** start of Given records **

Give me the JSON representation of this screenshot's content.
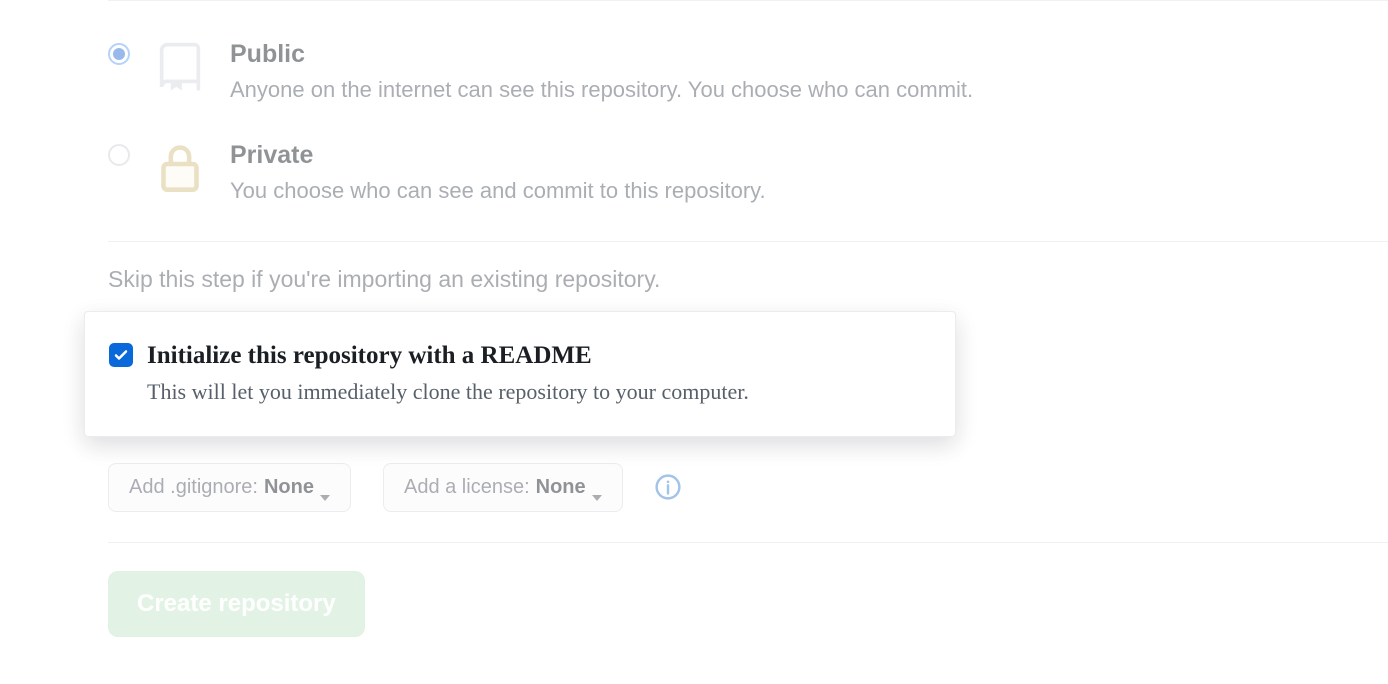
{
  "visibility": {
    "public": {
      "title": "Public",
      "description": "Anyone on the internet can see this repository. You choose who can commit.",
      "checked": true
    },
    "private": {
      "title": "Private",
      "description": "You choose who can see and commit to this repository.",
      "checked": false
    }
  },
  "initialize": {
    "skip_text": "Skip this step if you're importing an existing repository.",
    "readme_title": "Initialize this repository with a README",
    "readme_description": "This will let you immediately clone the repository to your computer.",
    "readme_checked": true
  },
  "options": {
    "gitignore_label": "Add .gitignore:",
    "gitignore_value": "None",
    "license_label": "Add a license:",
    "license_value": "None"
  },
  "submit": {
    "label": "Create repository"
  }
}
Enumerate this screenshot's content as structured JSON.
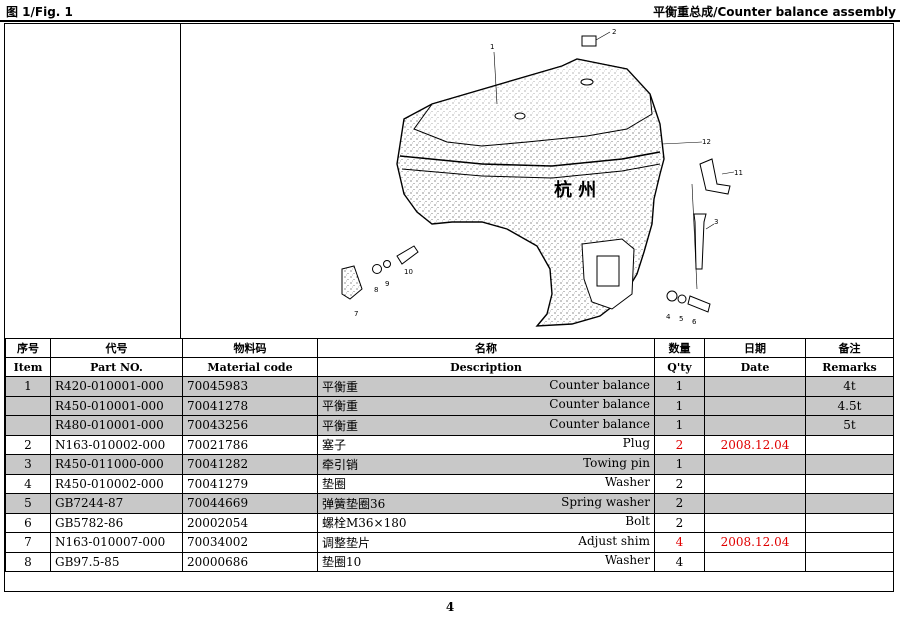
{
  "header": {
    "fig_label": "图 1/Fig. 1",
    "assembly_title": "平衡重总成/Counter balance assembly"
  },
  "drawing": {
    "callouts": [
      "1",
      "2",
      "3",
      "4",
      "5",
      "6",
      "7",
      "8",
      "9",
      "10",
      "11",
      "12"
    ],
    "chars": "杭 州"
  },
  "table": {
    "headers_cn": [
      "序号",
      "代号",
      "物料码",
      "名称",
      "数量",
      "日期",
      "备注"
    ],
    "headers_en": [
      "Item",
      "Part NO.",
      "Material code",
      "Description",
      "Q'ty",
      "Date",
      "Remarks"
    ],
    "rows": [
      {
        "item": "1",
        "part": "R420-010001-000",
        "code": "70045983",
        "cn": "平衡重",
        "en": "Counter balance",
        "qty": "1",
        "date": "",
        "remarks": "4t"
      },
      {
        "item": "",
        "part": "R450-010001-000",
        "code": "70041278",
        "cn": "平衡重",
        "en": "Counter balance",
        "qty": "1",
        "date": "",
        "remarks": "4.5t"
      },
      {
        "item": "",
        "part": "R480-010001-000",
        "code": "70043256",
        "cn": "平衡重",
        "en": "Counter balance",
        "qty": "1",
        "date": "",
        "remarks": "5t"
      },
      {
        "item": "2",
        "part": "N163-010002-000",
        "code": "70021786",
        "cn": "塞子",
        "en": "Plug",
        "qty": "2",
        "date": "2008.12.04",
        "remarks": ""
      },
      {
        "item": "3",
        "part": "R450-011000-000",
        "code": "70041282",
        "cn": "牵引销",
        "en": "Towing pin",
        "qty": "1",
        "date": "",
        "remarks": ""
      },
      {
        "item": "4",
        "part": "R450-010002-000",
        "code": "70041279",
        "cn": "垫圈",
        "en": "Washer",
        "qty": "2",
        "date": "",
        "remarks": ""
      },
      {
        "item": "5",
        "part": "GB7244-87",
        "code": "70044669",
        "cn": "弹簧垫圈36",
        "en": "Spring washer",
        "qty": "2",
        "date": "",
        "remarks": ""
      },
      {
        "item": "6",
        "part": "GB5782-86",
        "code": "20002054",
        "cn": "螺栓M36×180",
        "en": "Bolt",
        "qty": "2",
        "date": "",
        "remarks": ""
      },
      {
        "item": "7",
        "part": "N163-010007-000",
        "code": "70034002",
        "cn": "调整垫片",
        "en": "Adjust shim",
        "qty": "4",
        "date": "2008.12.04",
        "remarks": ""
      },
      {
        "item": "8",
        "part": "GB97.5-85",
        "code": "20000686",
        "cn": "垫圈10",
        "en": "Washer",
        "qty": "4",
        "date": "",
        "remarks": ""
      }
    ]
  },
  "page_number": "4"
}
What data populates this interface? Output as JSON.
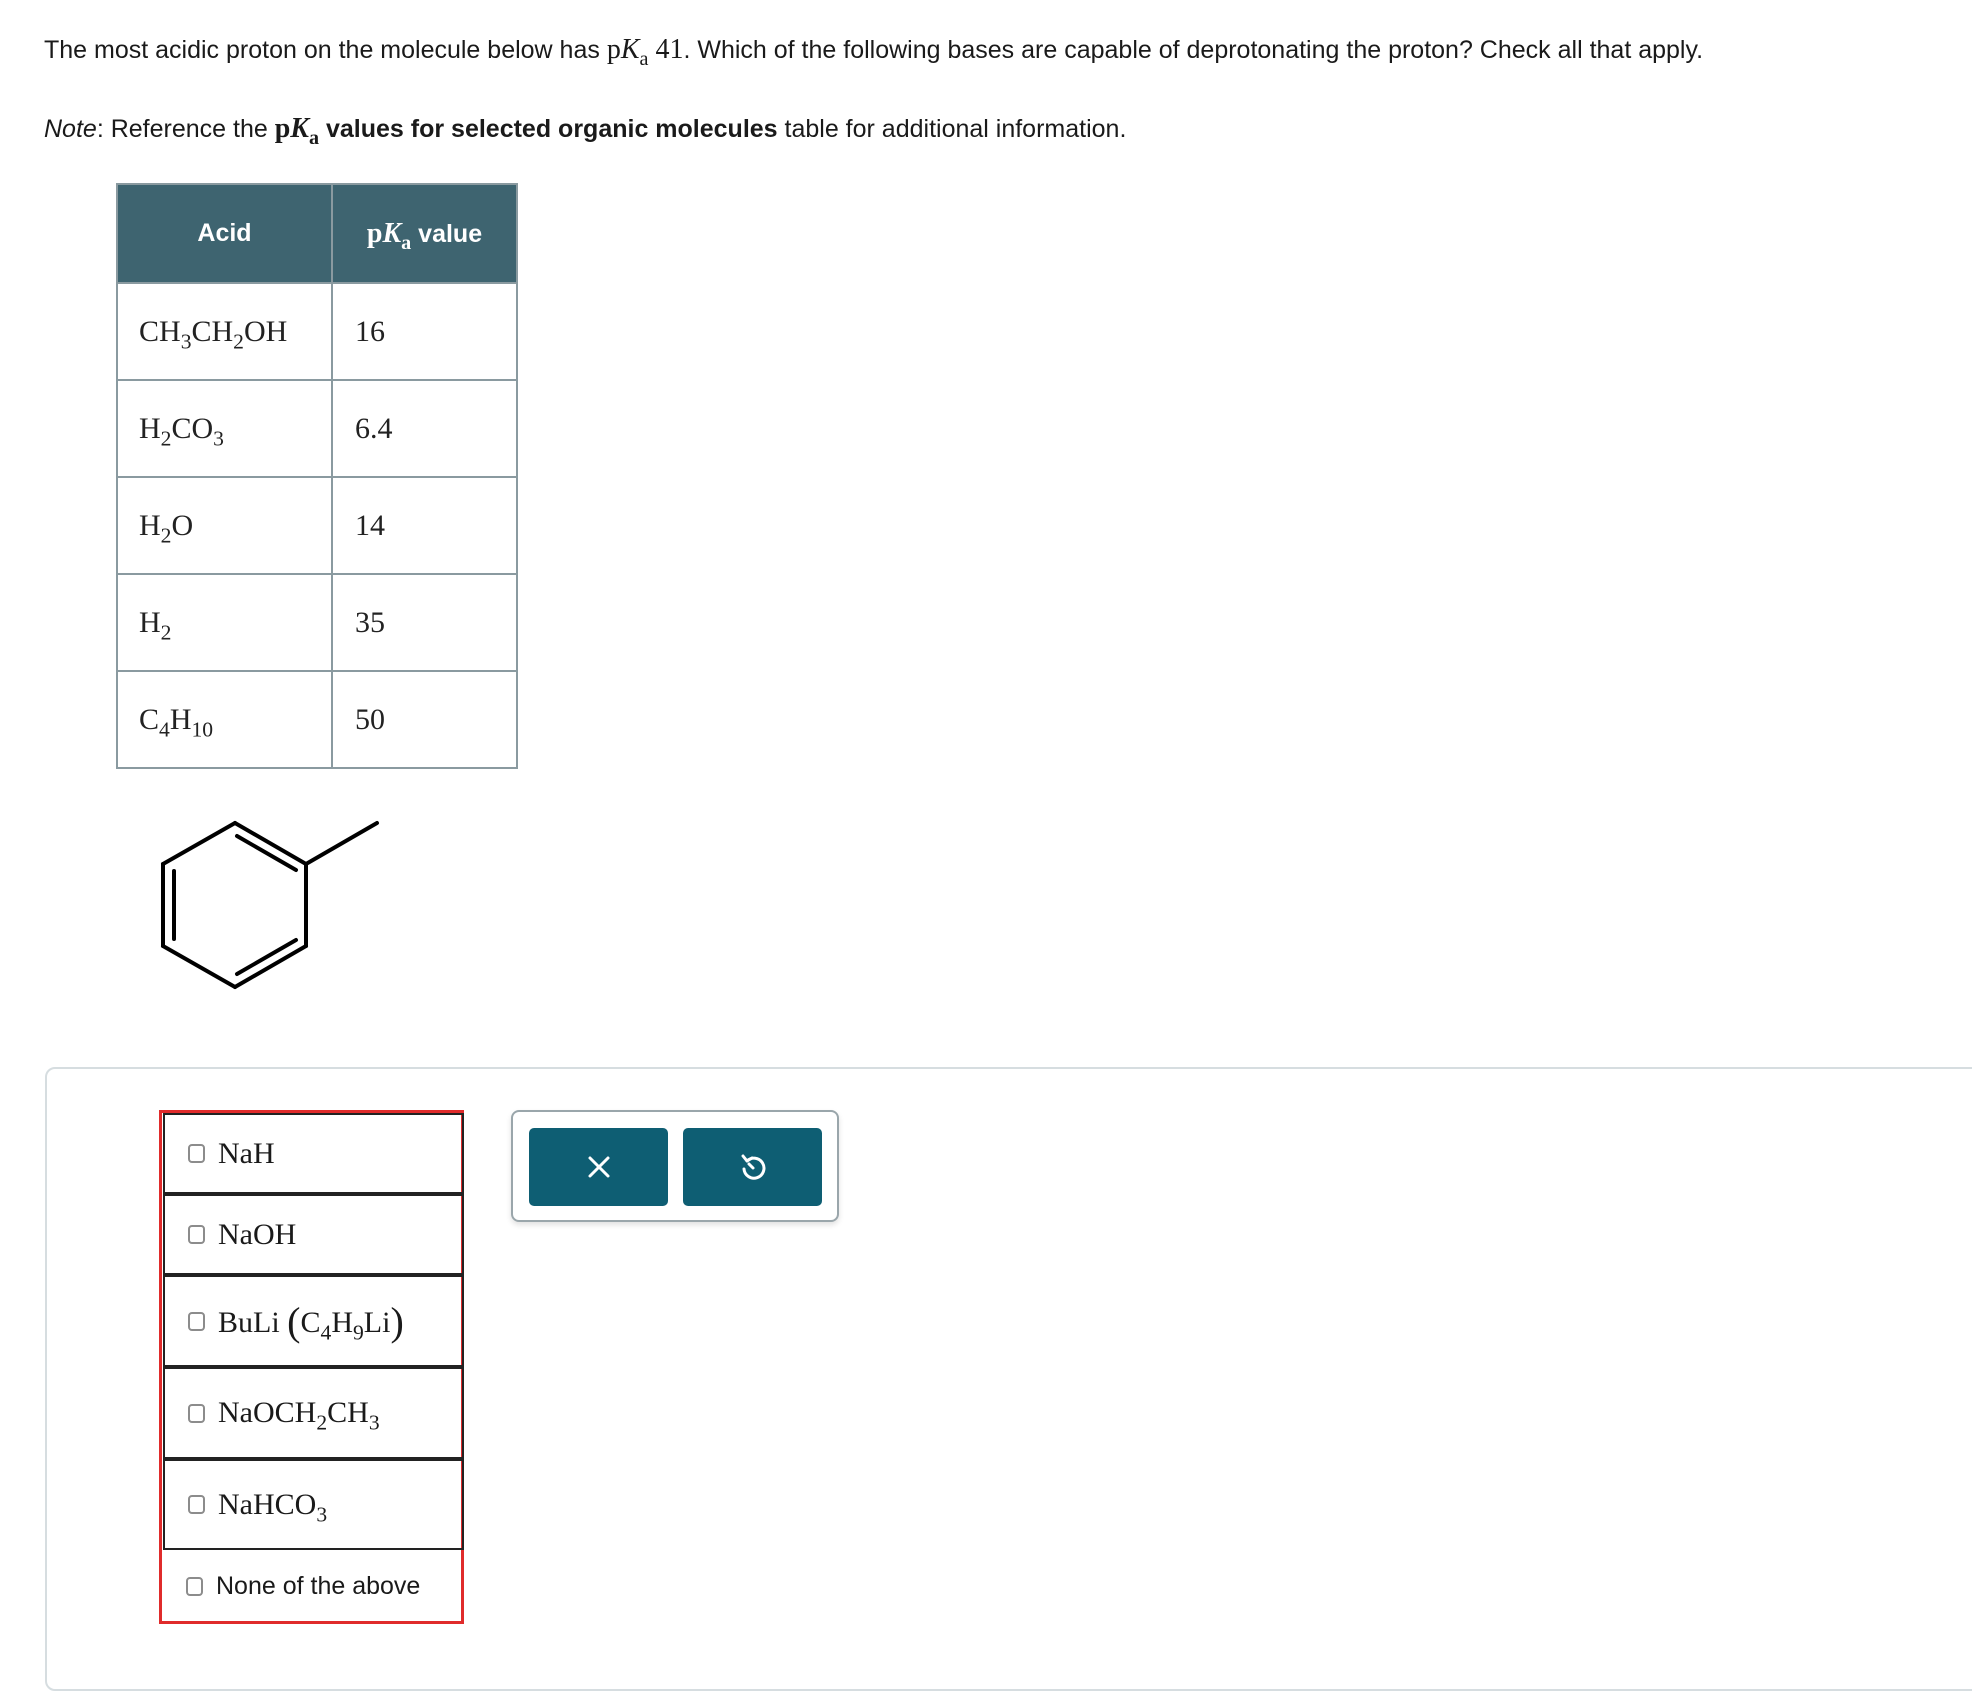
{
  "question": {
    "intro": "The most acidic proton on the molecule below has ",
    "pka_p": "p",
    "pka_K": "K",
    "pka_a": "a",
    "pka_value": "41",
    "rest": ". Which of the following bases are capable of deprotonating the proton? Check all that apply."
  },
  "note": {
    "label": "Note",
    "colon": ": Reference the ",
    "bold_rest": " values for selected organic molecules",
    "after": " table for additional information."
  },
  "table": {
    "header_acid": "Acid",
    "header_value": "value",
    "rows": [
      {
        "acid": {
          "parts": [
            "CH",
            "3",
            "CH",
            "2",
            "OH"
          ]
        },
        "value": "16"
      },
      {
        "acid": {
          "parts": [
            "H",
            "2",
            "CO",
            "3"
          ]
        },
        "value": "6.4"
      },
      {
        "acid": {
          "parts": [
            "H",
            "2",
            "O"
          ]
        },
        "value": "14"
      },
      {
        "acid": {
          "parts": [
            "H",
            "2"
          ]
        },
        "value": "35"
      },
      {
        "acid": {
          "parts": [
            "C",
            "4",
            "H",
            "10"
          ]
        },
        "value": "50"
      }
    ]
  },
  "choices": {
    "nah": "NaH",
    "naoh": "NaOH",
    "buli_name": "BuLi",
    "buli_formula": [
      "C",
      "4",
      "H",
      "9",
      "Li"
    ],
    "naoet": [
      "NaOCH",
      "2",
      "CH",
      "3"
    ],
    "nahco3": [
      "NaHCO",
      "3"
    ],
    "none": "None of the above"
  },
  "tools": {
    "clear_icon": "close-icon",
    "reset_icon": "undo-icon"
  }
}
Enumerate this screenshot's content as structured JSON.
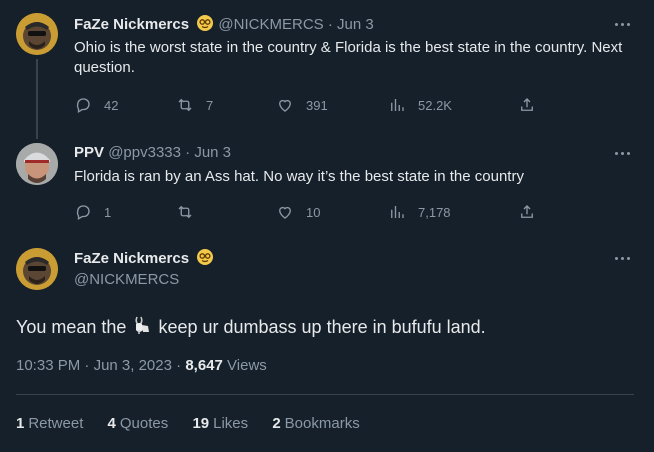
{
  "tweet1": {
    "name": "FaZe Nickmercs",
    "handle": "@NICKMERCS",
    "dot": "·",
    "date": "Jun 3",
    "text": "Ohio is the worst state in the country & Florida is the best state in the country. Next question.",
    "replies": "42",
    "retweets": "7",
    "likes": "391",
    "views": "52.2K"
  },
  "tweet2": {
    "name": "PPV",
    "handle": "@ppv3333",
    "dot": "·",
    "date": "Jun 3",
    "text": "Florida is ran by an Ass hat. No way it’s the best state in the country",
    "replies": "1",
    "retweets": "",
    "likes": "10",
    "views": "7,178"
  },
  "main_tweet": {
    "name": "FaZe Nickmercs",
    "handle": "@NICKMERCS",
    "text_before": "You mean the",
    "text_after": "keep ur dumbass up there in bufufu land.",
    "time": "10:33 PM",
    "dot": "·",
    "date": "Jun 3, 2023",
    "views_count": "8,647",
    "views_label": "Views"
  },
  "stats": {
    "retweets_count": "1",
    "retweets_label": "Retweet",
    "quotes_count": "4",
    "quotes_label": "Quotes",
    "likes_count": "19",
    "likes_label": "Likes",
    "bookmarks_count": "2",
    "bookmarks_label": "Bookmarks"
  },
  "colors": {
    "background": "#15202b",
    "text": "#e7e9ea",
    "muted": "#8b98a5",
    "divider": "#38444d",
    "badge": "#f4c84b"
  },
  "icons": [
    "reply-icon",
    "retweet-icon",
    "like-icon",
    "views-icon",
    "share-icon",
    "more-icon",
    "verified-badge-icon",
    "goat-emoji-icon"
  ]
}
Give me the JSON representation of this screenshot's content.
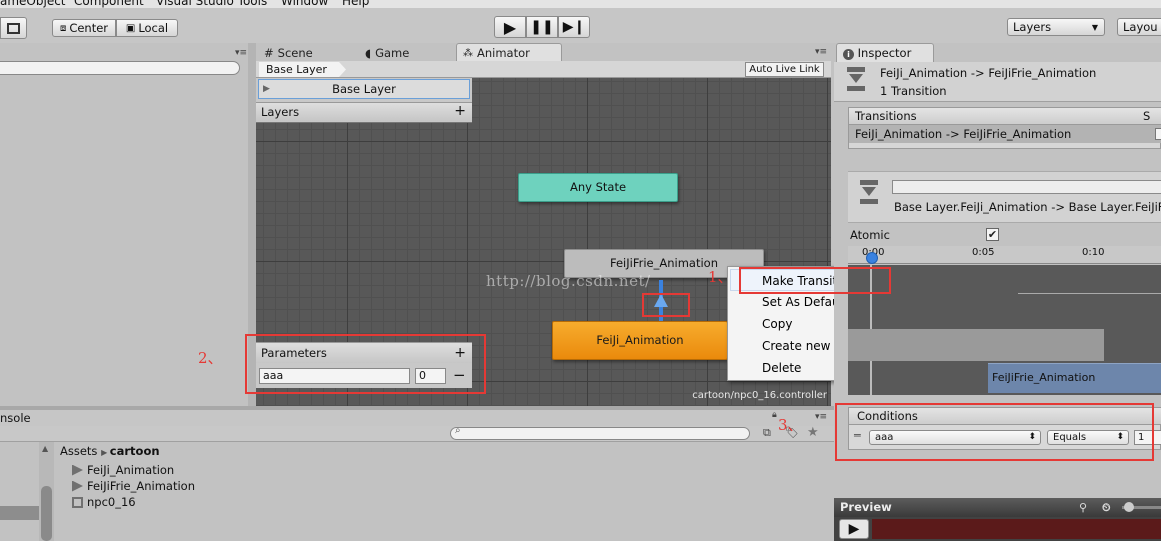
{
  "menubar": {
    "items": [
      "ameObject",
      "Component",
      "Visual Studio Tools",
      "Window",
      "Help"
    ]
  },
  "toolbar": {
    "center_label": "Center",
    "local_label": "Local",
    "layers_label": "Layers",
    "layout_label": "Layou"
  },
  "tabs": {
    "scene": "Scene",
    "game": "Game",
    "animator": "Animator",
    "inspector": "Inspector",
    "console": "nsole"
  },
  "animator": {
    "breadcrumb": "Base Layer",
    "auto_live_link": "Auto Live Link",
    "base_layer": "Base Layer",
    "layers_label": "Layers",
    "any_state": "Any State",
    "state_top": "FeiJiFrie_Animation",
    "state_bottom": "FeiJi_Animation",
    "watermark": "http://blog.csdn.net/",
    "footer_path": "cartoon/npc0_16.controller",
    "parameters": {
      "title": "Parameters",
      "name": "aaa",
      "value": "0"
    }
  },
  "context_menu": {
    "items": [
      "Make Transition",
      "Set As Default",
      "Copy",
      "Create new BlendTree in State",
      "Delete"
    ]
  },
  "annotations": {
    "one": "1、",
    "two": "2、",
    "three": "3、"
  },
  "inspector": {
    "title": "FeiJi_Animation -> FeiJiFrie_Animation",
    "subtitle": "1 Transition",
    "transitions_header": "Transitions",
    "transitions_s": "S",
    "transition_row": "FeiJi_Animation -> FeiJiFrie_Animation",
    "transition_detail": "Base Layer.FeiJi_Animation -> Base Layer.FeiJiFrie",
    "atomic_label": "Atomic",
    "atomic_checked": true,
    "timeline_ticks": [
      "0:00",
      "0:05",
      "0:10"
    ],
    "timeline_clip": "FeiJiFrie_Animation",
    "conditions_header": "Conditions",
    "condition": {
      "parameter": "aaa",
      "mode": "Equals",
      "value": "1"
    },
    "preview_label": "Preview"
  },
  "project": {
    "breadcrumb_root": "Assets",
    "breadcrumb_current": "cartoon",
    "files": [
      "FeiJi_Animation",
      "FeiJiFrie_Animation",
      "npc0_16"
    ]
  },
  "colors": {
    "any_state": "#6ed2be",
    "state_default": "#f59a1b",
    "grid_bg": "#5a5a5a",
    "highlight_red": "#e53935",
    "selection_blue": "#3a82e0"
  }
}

** end of Given records **

▶ Task requirements
Show, from the material above, each line that includes the string "Create".

▶ Finished task
    "label": "Create repository"
      "Create new BlendTree in State",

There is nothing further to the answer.